[What the exercise asks]
Would you retype all of these records exactly?
* Start Dataset excerpts *
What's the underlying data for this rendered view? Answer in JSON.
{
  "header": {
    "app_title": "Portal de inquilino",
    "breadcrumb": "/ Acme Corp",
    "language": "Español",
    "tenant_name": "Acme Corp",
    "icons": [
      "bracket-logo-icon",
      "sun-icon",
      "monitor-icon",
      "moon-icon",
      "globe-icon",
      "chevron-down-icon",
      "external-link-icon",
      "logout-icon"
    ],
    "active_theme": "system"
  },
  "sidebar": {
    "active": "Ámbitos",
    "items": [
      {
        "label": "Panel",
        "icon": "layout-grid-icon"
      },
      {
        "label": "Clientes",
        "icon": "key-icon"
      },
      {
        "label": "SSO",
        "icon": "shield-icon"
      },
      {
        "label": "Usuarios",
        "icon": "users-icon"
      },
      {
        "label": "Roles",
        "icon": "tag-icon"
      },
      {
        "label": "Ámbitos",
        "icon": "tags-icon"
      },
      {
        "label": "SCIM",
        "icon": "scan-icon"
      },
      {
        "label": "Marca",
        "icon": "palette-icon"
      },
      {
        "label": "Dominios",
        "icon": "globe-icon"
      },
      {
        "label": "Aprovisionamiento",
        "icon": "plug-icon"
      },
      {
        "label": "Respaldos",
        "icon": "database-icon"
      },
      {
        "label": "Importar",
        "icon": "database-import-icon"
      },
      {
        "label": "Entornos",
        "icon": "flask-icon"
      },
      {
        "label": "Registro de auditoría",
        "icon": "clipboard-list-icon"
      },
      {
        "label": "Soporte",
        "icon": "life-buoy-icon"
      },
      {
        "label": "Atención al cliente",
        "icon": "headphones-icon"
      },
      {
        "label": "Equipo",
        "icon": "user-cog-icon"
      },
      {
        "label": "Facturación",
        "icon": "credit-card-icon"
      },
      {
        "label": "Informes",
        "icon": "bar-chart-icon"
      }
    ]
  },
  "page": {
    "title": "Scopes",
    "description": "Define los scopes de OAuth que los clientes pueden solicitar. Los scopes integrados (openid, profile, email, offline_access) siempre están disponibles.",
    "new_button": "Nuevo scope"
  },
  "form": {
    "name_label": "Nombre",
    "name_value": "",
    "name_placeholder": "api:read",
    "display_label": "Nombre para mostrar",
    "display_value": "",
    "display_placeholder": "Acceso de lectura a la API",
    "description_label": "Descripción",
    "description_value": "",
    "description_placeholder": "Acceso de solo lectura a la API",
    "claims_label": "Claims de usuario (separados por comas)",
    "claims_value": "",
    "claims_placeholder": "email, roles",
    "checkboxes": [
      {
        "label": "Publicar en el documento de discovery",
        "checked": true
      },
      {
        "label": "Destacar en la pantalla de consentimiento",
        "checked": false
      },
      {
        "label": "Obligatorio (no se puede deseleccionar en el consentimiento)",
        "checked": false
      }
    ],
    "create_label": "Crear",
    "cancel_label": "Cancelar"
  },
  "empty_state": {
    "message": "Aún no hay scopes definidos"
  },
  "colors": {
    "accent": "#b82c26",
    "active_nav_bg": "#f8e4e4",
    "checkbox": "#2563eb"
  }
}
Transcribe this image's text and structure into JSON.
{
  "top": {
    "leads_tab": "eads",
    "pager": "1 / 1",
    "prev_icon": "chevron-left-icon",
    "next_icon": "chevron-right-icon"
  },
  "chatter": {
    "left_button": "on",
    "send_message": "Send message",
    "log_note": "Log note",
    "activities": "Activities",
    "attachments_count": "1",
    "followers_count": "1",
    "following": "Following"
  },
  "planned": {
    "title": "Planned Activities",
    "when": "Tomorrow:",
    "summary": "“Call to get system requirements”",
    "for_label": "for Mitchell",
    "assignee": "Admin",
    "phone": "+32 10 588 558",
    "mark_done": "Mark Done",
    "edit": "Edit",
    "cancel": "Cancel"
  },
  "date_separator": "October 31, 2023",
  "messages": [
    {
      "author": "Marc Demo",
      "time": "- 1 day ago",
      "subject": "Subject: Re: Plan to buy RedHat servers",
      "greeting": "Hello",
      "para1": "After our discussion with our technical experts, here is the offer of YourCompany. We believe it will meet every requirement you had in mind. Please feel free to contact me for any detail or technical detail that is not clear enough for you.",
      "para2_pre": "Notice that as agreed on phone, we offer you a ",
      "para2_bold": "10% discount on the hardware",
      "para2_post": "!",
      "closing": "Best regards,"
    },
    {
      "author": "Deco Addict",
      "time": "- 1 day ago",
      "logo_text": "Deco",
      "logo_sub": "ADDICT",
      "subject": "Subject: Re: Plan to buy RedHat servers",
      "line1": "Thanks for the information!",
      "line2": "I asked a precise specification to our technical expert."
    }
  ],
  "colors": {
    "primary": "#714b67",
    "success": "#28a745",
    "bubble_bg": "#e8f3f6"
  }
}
* End Dataset excerpts *
[Answer for this exercise]
What's the underlying data for this rendered view? Answer in JSON.
{
  "header": {
    "app_title": "Portal de inquilino",
    "breadcrumb": "/ Acme Corp",
    "language": "Español",
    "tenant_name": "Acme Corp",
    "icons": [
      "bracket-logo-icon",
      "sun-icon",
      "monitor-icon",
      "moon-icon",
      "globe-icon",
      "chevron-down-icon",
      "external-link-icon",
      "logout-icon"
    ],
    "active_theme": "system"
  },
  "sidebar": {
    "active": "Ámbitos",
    "items": [
      {
        "label": "Panel",
        "icon": "layout-grid-icon"
      },
      {
        "label": "Clientes",
        "icon": "key-icon"
      },
      {
        "label": "SSO",
        "icon": "shield-icon"
      },
      {
        "label": "Usuarios",
        "icon": "users-icon"
      },
      {
        "label": "Roles",
        "icon": "tag-icon"
      },
      {
        "label": "Ámbitos",
        "icon": "tags-icon"
      },
      {
        "label": "SCIM",
        "icon": "scan-icon"
      },
      {
        "label": "Marca",
        "icon": "palette-icon"
      },
      {
        "label": "Dominios",
        "icon": "globe-icon"
      },
      {
        "label": "Aprovisionamiento",
        "icon": "plug-icon"
      },
      {
        "label": "Respaldos",
        "icon": "database-icon"
      },
      {
        "label": "Importar",
        "icon": "database-import-icon"
      },
      {
        "label": "Entornos",
        "icon": "flask-icon"
      },
      {
        "label": "Registro de auditoría",
        "icon": "clipboard-list-icon"
      },
      {
        "label": "Soporte",
        "icon": "life-buoy-icon"
      },
      {
        "label": "Atención al cliente",
        "icon": "headphones-icon"
      },
      {
        "label": "Equipo",
        "icon": "user-cog-icon"
      },
      {
        "label": "Facturación",
        "icon": "credit-card-icon"
      },
      {
        "label": "Informes",
        "icon": "bar-chart-icon"
      }
    ]
  },
  "page": {
    "title": "Scopes",
    "description": "Define los scopes de OAuth que los clientes pueden solicitar. Los scopes integrados (openid, profile, email, offline_access) siempre están disponibles.",
    "new_button": "Nuevo scope"
  },
  "form": {
    "name_label": "Nombre",
    "name_value": "",
    "name_placeholder": "api:read",
    "display_label": "Nombre para mostrar",
    "display_value": "",
    "display_placeholder": "Acceso de lectura a la API",
    "description_label": "Descripción",
    "description_value": "",
    "description_placeholder": "Acceso de solo lectura a la API",
    "claims_label": "Claims de usuario (separados por comas)",
    "claims_value": "",
    "claims_placeholder": "email, roles",
    "checkboxes": [
      {
        "label": "Publicar en el documento de discovery",
        "checked": true
      },
      {
        "label": "Destacar en la pantalla de consentimiento",
        "checked": false
      },
      {
        "label": "Obligatorio (no se puede deseleccionar en el consentimiento)",
        "checked": false
      }
    ],
    "create_label": "Crear",
    "cancel_label": "Cancelar"
  },
  "empty_state": {
    "message": "Aún no hay scopes definidos"
  },
  "colors": {
    "accent": "#b82c26",
    "active_nav_bg": "#f8e4e4",
    "checkbox": "#2563eb"
  }
}
Transcribe this image's text and structure into JSON.
{
  "top": {
    "leads_tab": "eads",
    "pager": "1 / 1",
    "prev_icon": "chevron-left-icon",
    "next_icon": "chevron-right-icon"
  },
  "chatter": {
    "left_button": "on",
    "send_message": "Send message",
    "log_note": "Log note",
    "activities": "Activities",
    "attachments_count": "1",
    "followers_count": "1",
    "following": "Following"
  },
  "planned": {
    "title": "Planned Activities",
    "when": "Tomorrow:",
    "summary": "“Call to get system requirements”",
    "for_label": "for Mitchell",
    "assignee": "Admin",
    "phone": "+32 10 588 558",
    "mark_done": "Mark Done",
    "edit": "Edit",
    "cancel": "Cancel"
  },
  "date_separator": "October 31, 2023",
  "messages": [
    {
      "author": "Marc Demo",
      "time": "- 1 day ago",
      "subject": "Subject: Re: Plan to buy RedHat servers",
      "greeting": "Hello",
      "para1": "After our discussion with our technical experts, here is the offer of YourCompany. We believe it will meet every requirement you had in mind. Please feel free to contact me for any detail or technical detail that is not clear enough for you.",
      "para2_pre": "Notice that as agreed on phone, we offer you a ",
      "para2_bold": "10% discount on the hardware",
      "para2_post": "!",
      "closing": "Best regards,"
    },
    {
      "author": "Deco Addict",
      "time": "- 1 day ago",
      "logo_text": "Deco",
      "logo_sub": "ADDICT",
      "subject": "Subject: Re: Plan to buy RedHat servers",
      "line1": "Thanks for the information!",
      "line2": "I asked a precise specification to our technical expert."
    }
  ],
  "colors": {
    "primary": "#714b67",
    "success": "#28a745",
    "bubble_bg": "#e8f3f6"
  }
}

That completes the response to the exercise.